(Entries from a data source)
● ● ● ● ● ● ●
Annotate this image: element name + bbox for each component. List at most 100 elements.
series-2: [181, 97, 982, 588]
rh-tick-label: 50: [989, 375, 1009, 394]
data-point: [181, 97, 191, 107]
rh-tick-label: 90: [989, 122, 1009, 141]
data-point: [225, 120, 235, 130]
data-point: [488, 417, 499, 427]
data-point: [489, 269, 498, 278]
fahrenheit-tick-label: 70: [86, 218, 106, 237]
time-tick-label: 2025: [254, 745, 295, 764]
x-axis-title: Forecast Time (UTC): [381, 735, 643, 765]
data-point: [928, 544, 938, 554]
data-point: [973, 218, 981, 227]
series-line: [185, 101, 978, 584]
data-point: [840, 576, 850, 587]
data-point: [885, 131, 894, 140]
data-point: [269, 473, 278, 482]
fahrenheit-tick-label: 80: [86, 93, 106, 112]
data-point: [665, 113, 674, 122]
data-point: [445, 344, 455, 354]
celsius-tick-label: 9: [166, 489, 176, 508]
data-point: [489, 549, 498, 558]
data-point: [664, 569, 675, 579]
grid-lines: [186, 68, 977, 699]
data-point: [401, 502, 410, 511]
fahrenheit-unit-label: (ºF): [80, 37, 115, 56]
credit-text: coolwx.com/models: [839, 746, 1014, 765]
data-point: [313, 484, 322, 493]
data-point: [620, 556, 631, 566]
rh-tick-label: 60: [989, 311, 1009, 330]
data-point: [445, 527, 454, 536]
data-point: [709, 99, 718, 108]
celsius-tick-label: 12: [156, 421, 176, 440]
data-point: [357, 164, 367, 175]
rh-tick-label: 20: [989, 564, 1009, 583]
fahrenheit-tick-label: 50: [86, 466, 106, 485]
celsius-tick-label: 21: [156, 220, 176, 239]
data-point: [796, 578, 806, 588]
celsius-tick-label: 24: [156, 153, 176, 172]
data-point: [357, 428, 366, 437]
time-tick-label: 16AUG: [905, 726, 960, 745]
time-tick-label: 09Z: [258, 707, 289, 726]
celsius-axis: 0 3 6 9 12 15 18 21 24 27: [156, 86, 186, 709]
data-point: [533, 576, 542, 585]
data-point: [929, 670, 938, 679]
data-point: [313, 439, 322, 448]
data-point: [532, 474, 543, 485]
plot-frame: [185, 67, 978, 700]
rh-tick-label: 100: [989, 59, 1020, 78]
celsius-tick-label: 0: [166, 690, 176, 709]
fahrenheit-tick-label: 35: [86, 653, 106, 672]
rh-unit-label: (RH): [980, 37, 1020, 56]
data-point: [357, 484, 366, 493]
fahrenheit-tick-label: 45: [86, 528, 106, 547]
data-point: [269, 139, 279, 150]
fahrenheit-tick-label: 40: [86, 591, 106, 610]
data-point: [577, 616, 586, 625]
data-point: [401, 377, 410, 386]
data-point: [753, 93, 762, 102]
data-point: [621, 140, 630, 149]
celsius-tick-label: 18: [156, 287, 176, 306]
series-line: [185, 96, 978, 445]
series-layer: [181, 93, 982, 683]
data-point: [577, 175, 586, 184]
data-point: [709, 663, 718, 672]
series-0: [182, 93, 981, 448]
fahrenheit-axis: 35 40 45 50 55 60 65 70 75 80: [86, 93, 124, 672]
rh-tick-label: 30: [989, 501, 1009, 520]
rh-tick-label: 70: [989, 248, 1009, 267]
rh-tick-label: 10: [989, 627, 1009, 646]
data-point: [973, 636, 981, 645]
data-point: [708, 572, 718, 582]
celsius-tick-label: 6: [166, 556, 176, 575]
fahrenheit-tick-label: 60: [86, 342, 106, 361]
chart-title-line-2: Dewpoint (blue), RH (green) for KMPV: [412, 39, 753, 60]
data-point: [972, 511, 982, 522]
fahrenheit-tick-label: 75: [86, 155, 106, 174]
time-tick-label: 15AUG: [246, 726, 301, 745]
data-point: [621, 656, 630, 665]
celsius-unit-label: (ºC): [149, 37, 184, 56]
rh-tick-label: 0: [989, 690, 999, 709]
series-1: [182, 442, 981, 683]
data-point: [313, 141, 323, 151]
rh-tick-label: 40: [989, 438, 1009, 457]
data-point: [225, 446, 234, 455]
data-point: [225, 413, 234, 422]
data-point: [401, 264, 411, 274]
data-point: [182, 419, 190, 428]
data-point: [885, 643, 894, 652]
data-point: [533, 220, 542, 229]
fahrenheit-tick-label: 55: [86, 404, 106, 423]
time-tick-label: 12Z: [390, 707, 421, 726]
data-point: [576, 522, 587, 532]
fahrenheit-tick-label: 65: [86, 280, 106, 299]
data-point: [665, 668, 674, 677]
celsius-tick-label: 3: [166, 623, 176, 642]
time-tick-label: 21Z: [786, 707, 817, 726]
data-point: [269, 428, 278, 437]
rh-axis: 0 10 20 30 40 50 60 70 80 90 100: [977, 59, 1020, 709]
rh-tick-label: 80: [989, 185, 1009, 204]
● ● ● ● ● ● ●
◆ THE TASK
Can you copy every entry above line for line, without changing a single character?

◆ COMPLETE OUTPUT
Annotate this image: element name + bbox for each component. List at most 100 elements.
series-2: [181, 97, 982, 588]
rh-tick-label: 50: [989, 375, 1009, 394]
data-point: [181, 97, 191, 107]
rh-tick-label: 90: [989, 122, 1009, 141]
data-point: [225, 120, 235, 130]
data-point: [488, 417, 499, 427]
data-point: [489, 269, 498, 278]
fahrenheit-tick-label: 70: [86, 218, 106, 237]
time-tick-label: 2025: [254, 745, 295, 764]
x-axis-title: Forecast Time (UTC): [381, 735, 643, 765]
data-point: [928, 544, 938, 554]
data-point: [973, 218, 981, 227]
series-line: [185, 101, 978, 584]
data-point: [840, 576, 850, 587]
data-point: [885, 131, 894, 140]
data-point: [269, 473, 278, 482]
fahrenheit-tick-label: 80: [86, 93, 106, 112]
data-point: [665, 113, 674, 122]
data-point: [445, 344, 455, 354]
celsius-tick-label: 9: [166, 489, 176, 508]
data-point: [489, 549, 498, 558]
data-point: [664, 569, 675, 579]
grid-lines: [186, 68, 977, 699]
data-point: [401, 502, 410, 511]
fahrenheit-unit-label: (ºF): [80, 37, 115, 56]
credit-text: coolwx.com/models: [839, 746, 1014, 765]
data-point: [313, 484, 322, 493]
data-point: [620, 556, 631, 566]
rh-tick-label: 60: [989, 311, 1009, 330]
data-point: [445, 527, 454, 536]
data-point: [709, 99, 718, 108]
celsius-tick-label: 12: [156, 421, 176, 440]
data-point: [357, 164, 367, 175]
rh-tick-label: 20: [989, 564, 1009, 583]
fahrenheit-tick-label: 50: [86, 466, 106, 485]
celsius-tick-label: 21: [156, 220, 176, 239]
data-point: [796, 578, 806, 588]
celsius-tick-label: 24: [156, 153, 176, 172]
data-point: [357, 428, 366, 437]
time-tick-label: 16AUG: [905, 726, 960, 745]
time-tick-label: 09Z: [258, 707, 289, 726]
celsius-axis: 0 3 6 9 12 15 18 21 24 27: [156, 86, 186, 709]
data-point: [533, 576, 542, 585]
data-point: [929, 670, 938, 679]
data-point: [313, 439, 322, 448]
data-point: [532, 474, 543, 485]
plot-frame: [185, 67, 978, 700]
rh-tick-label: 100: [989, 59, 1020, 78]
celsius-tick-label: 0: [166, 690, 176, 709]
fahrenheit-tick-label: 35: [86, 653, 106, 672]
rh-unit-label: (RH): [980, 37, 1020, 56]
data-point: [357, 484, 366, 493]
fahrenheit-tick-label: 45: [86, 528, 106, 547]
data-point: [269, 139, 279, 150]
fahrenheit-tick-label: 40: [86, 591, 106, 610]
data-point: [577, 616, 586, 625]
data-point: [401, 377, 410, 386]
data-point: [753, 93, 762, 102]
data-point: [621, 140, 630, 149]
celsius-tick-label: 18: [156, 287, 176, 306]
series-line: [185, 96, 978, 445]
series-layer: [181, 93, 982, 683]
data-point: [577, 175, 586, 184]
data-point: [709, 663, 718, 672]
series-0: [182, 93, 981, 448]
fahrenheit-axis: 35 40 45 50 55 60 65 70 75 80: [86, 93, 124, 672]
rh-tick-label: 30: [989, 501, 1009, 520]
rh-tick-label: 70: [989, 248, 1009, 267]
rh-tick-label: 10: [989, 627, 1009, 646]
data-point: [973, 636, 981, 645]
data-point: [708, 572, 718, 582]
celsius-tick-label: 6: [166, 556, 176, 575]
fahrenheit-tick-label: 60: [86, 342, 106, 361]
chart-title-line-2: Dewpoint (blue), RH (green) for KMPV: [412, 39, 753, 60]
data-point: [972, 511, 982, 522]
fahrenheit-tick-label: 75: [86, 155, 106, 174]
time-tick-label: 15AUG: [246, 726, 301, 745]
data-point: [621, 656, 630, 665]
celsius-unit-label: (ºC): [149, 37, 184, 56]
rh-tick-label: 0: [989, 690, 999, 709]
series-1: [182, 442, 981, 683]
data-point: [313, 141, 323, 151]
rh-tick-label: 40: [989, 438, 1009, 457]
data-point: [225, 446, 234, 455]
data-point: [225, 413, 234, 422]
data-point: [401, 264, 411, 274]
data-point: [182, 419, 190, 428]
data-point: [885, 643, 894, 652]
data-point: [533, 220, 542, 229]
fahrenheit-tick-label: 55: [86, 404, 106, 423]
time-tick-label: 12Z: [390, 707, 421, 726]
data-point: [576, 522, 587, 532]
fahrenheit-tick-label: 65: [86, 280, 106, 299]
data-point: [665, 668, 674, 677]
celsius-tick-label: 3: [166, 623, 176, 642]
time-tick-label: 21Z: [786, 707, 817, 726]
data-point: [269, 428, 278, 437]
rh-axis: 0 10 20 30 40 50 60 70 80 90 100: [977, 59, 1020, 709]
rh-tick-label: 80: [989, 185, 1009, 204]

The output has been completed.